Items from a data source

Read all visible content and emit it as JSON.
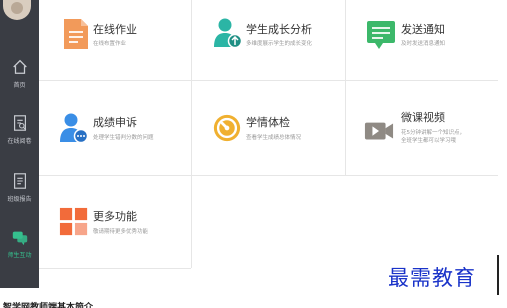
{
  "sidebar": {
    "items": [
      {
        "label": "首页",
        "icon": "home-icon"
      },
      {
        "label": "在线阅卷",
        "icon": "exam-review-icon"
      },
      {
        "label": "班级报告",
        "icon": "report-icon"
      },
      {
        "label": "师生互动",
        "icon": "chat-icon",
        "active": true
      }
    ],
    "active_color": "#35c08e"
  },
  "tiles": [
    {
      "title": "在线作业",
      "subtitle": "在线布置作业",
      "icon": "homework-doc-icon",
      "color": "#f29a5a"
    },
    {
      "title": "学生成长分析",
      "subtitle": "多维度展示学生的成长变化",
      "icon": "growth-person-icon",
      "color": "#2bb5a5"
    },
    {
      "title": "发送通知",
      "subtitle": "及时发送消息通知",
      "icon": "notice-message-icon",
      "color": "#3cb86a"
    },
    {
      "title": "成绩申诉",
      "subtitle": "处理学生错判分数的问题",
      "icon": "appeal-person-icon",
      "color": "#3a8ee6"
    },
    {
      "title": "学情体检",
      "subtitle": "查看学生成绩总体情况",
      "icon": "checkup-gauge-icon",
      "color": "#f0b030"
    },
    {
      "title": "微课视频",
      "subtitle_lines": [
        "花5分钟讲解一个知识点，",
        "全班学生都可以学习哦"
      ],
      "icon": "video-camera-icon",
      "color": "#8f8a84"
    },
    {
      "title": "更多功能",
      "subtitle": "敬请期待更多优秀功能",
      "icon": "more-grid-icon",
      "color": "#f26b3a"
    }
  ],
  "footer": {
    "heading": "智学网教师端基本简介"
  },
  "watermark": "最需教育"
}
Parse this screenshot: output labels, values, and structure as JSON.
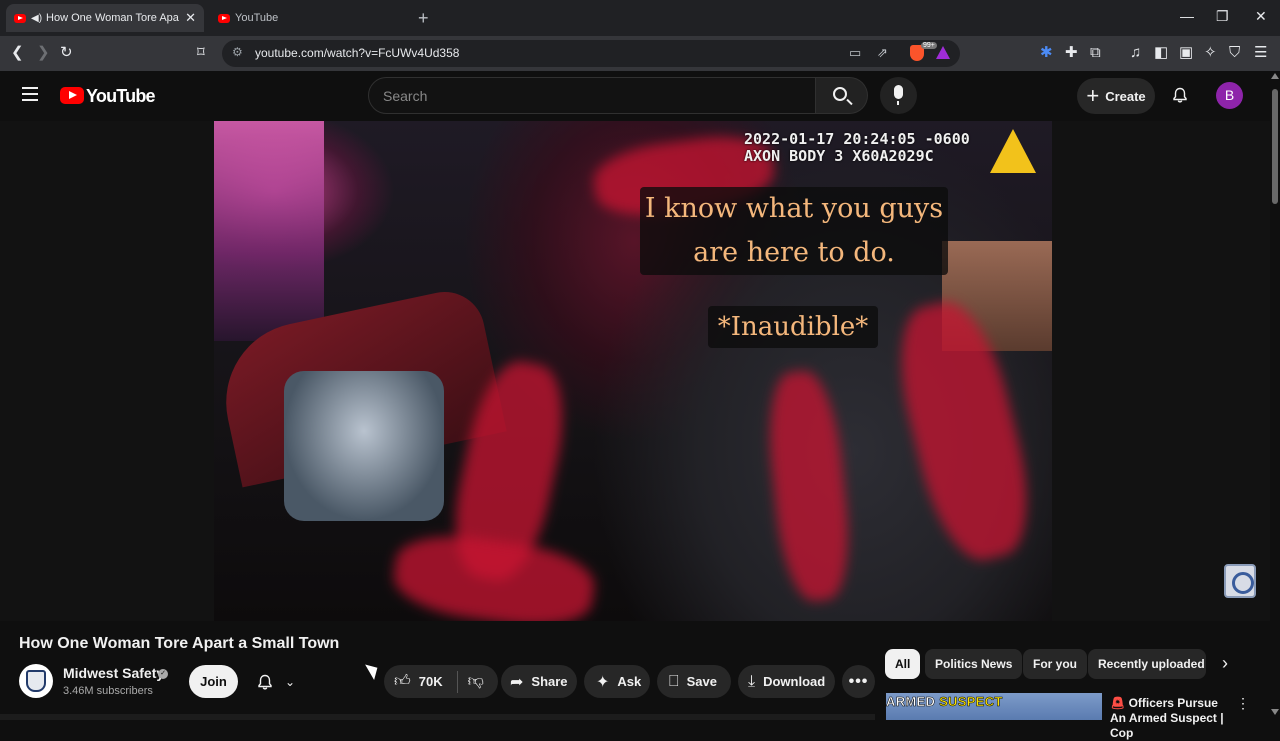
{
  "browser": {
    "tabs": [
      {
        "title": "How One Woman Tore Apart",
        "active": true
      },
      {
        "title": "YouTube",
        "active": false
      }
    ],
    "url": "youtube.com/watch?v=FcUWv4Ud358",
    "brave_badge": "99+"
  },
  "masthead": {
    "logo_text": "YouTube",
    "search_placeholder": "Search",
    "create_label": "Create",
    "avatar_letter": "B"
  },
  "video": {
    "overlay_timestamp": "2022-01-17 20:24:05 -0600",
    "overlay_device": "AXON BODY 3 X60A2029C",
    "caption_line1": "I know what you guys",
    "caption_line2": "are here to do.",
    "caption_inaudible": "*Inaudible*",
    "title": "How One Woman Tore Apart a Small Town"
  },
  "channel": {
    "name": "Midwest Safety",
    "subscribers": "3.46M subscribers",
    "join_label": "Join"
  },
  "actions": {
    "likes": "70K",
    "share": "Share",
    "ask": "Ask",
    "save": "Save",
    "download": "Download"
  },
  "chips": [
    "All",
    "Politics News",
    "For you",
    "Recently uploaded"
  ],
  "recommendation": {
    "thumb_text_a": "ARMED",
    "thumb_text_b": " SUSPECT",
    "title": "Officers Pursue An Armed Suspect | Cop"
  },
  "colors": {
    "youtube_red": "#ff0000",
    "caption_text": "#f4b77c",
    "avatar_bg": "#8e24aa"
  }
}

__EXERCISE__. Pictures don't belong in the copy. Restate all the entries exactly.

__PROBLEM SOLUTION__.
Read all visible content and emit it as JSON.
{
  "sidebar": {
    "items": [
      {
        "label": "首页",
        "icon": "home-icon"
      },
      {
        "label": "在线阅卷",
        "icon": "exam-review-icon"
      },
      {
        "label": "班级报告",
        "icon": "report-icon"
      },
      {
        "label": "师生互动",
        "icon": "chat-icon",
        "active": true
      }
    ],
    "active_color": "#35c08e"
  },
  "tiles": [
    {
      "title": "在线作业",
      "subtitle": "在线布置作业",
      "icon": "homework-doc-icon",
      "color": "#f29a5a"
    },
    {
      "title": "学生成长分析",
      "subtitle": "多维度展示学生的成长变化",
      "icon": "growth-person-icon",
      "color": "#2bb5a5"
    },
    {
      "title": "发送通知",
      "subtitle": "及时发送消息通知",
      "icon": "notice-message-icon",
      "color": "#3cb86a"
    },
    {
      "title": "成绩申诉",
      "subtitle": "处理学生错判分数的问题",
      "icon": "appeal-person-icon",
      "color": "#3a8ee6"
    },
    {
      "title": "学情体检",
      "subtitle": "查看学生成绩总体情况",
      "icon": "checkup-gauge-icon",
      "color": "#f0b030"
    },
    {
      "title": "微课视频",
      "subtitle_lines": [
        "花5分钟讲解一个知识点，",
        "全班学生都可以学习哦"
      ],
      "icon": "video-camera-icon",
      "color": "#8f8a84"
    },
    {
      "title": "更多功能",
      "subtitle": "敬请期待更多优秀功能",
      "icon": "more-grid-icon",
      "color": "#f26b3a"
    }
  ],
  "footer": {
    "heading": "智学网教师端基本简介"
  },
  "watermark": "最需教育"
}
Parse this screenshot: output labels, values, and structure as JSON.
{
  "browser": {
    "tabs": [
      {
        "title": "How One Woman Tore Apart",
        "active": true
      },
      {
        "title": "YouTube",
        "active": false
      }
    ],
    "url": "youtube.com/watch?v=FcUWv4Ud358",
    "brave_badge": "99+"
  },
  "masthead": {
    "logo_text": "YouTube",
    "search_placeholder": "Search",
    "create_label": "Create",
    "avatar_letter": "B"
  },
  "video": {
    "overlay_timestamp": "2022-01-17 20:24:05 -0600",
    "overlay_device": "AXON BODY 3 X60A2029C",
    "caption_line1": "I know what you guys",
    "caption_line2": "are here to do.",
    "caption_inaudible": "*Inaudible*",
    "title": "How One Woman Tore Apart a Small Town"
  },
  "channel": {
    "name": "Midwest Safety",
    "subscribers": "3.46M subscribers",
    "join_label": "Join"
  },
  "actions": {
    "likes": "70K",
    "share": "Share",
    "ask": "Ask",
    "save": "Save",
    "download": "Download"
  },
  "chips": [
    "All",
    "Politics News",
    "For you",
    "Recently uploaded"
  ],
  "recommendation": {
    "thumb_text_a": "ARMED",
    "thumb_text_b": " SUSPECT",
    "title": "Officers Pursue An Armed Suspect | Cop"
  },
  "colors": {
    "youtube_red": "#ff0000",
    "caption_text": "#f4b77c",
    "avatar_bg": "#8e24aa"
  }
}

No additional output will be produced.